### What this task involves
In the piece on the New York Times public editor, what does the public editor say developments like the Occupy movement and gay marriage seem more like in The Times?

### Source passage
--- --- ---

I also noted two years ago that I had taken up the public editor duties
believing “there is no conspiracy” and that The Times’s output was too
vast and complex to be dictated by any Wizard of Oz-like individual or
cabal. I still believe that, but also see that the hive on Eighth Avenue
is powerfully shaped by a culture of like minds — a phenomenon, I
believe, that is more easily recognized from without than from within.
When The Times covers a national presidential campaign, I have found
that the lead editors and reporters are disciplined about enforcing
fairness and balance, and usually succeed in doing so. Across the
paper’s many departments, though, so many share a kind of political and
cultural progressivism — for lack of a better term — that this worldview
virtually bleeds through the fabric of The Times.
As a result, developments like the Occupy movement and gay marriage seem
almost to erupt in The Times, overloved and undermanaged, more like
causes than news subjects.
Game, set, match, to believers in media bias. The statement that most appropriately sums it up is "...this worldview virtually bleeds through the fabric of The Times." The same can be written of many other mainstream media outlets.
Not to be outdone, NYT Editor Jill Abramson has responded to the high treason of her outgoing Public Editor, and here is some of her defense:
"I agree with another past public editor, Dan Okrent, and my predecessor as executive editor, Bill Keller, that in covering some social and cultural issues, the Times sometimes reflects its urban and cosmopolitan base,"
"Sometimes reflects"? How about "consistently advocates"? If the NYT wants to be the newspaper of record for the Upper West Side, it should continue on its current path. Newspaper of record for a broad, center-right nation? Nope.
4 comments:
I almost feel sorry for them - the NY Times is still so firmly convinced of their greatness and haven't quite grasped how much respect they've lost as a major institution. Instead of considering for ONE second that Brisbane's piece may have some merit, they dig in to scoff at it.
It's funny as hell when the facade cracks and liberals are forced to confront their own hypocrisy. The ombudsman was on his way out the door so the guy said what he thought. But they don't look at it that way, it's their orientation. Jill Abramson almost broke her $3.000 Louis Vuitton dominatrix pumps getting to her computer to know this shit down.

--- --- ---

### Recorded information
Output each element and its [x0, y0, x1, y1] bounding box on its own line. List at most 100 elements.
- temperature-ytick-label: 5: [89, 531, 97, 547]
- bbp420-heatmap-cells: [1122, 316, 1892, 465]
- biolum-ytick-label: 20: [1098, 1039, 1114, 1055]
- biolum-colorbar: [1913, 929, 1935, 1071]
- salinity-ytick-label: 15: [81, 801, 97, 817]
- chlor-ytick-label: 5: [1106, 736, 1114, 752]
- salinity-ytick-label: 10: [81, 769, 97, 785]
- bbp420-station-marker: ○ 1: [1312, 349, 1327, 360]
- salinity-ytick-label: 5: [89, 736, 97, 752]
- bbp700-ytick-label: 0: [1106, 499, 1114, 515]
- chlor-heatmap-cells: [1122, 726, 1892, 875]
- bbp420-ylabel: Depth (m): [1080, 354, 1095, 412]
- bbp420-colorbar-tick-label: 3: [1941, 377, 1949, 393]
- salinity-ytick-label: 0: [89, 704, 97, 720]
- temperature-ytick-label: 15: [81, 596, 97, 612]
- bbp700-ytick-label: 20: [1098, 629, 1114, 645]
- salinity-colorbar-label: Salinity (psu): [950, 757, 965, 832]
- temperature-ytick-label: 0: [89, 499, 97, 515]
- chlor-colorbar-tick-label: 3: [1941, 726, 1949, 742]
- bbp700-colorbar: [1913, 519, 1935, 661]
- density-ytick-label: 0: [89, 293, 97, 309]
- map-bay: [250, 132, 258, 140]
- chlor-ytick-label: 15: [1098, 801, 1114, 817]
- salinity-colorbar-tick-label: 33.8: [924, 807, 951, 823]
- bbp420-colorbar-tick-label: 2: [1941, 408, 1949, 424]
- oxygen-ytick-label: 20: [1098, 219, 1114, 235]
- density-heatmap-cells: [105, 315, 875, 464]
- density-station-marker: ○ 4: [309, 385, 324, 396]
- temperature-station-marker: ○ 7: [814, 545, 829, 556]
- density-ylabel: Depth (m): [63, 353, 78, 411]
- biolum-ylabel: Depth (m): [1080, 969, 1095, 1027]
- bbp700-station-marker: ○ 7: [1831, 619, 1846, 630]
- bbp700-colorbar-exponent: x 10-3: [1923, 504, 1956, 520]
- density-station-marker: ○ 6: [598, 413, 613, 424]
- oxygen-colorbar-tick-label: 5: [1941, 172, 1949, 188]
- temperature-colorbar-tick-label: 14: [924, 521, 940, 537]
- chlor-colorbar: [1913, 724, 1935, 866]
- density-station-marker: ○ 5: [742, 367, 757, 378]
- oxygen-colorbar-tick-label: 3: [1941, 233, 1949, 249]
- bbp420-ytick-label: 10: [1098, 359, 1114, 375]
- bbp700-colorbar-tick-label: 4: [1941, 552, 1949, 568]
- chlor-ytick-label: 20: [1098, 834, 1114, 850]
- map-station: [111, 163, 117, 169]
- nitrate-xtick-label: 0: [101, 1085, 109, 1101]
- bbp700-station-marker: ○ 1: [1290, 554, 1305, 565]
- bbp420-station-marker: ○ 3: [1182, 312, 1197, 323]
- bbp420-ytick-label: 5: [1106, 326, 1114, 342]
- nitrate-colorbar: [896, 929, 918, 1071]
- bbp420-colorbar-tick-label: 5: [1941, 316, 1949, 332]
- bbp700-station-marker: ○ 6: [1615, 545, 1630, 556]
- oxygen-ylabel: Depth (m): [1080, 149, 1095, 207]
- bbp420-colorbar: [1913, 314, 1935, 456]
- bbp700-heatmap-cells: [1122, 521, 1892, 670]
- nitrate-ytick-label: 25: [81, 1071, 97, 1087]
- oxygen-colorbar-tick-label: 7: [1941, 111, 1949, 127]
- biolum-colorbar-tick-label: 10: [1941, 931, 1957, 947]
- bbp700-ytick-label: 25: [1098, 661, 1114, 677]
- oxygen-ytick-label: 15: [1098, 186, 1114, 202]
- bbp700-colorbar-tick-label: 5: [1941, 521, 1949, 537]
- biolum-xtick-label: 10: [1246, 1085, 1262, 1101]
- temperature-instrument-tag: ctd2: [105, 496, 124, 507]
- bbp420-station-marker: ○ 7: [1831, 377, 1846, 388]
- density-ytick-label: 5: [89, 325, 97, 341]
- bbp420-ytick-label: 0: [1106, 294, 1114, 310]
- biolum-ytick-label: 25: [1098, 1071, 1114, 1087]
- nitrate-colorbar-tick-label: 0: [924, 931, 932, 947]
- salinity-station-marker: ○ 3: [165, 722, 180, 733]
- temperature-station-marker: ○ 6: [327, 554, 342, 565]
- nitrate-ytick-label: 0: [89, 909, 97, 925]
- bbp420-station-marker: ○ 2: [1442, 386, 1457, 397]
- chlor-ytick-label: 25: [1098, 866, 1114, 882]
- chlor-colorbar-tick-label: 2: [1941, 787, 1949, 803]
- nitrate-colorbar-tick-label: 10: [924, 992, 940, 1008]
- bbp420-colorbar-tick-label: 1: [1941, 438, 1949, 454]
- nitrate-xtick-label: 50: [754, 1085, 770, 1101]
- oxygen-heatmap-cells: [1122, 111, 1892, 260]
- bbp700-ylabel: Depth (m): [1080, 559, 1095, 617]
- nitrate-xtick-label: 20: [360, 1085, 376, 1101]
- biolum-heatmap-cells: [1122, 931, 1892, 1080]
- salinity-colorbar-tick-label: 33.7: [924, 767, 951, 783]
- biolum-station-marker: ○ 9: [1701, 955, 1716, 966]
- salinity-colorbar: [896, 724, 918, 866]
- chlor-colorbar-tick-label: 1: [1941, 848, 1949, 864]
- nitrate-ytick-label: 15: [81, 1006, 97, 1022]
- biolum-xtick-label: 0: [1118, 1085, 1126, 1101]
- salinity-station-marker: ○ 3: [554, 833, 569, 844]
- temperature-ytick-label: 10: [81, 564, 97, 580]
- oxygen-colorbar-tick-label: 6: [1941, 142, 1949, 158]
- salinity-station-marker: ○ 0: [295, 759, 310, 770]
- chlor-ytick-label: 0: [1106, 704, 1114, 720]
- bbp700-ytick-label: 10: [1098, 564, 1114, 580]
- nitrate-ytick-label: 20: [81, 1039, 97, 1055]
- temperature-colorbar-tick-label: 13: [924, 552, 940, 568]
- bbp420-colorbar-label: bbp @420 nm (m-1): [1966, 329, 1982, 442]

--- --- ---

### Result for this task
More like causes than news subjects.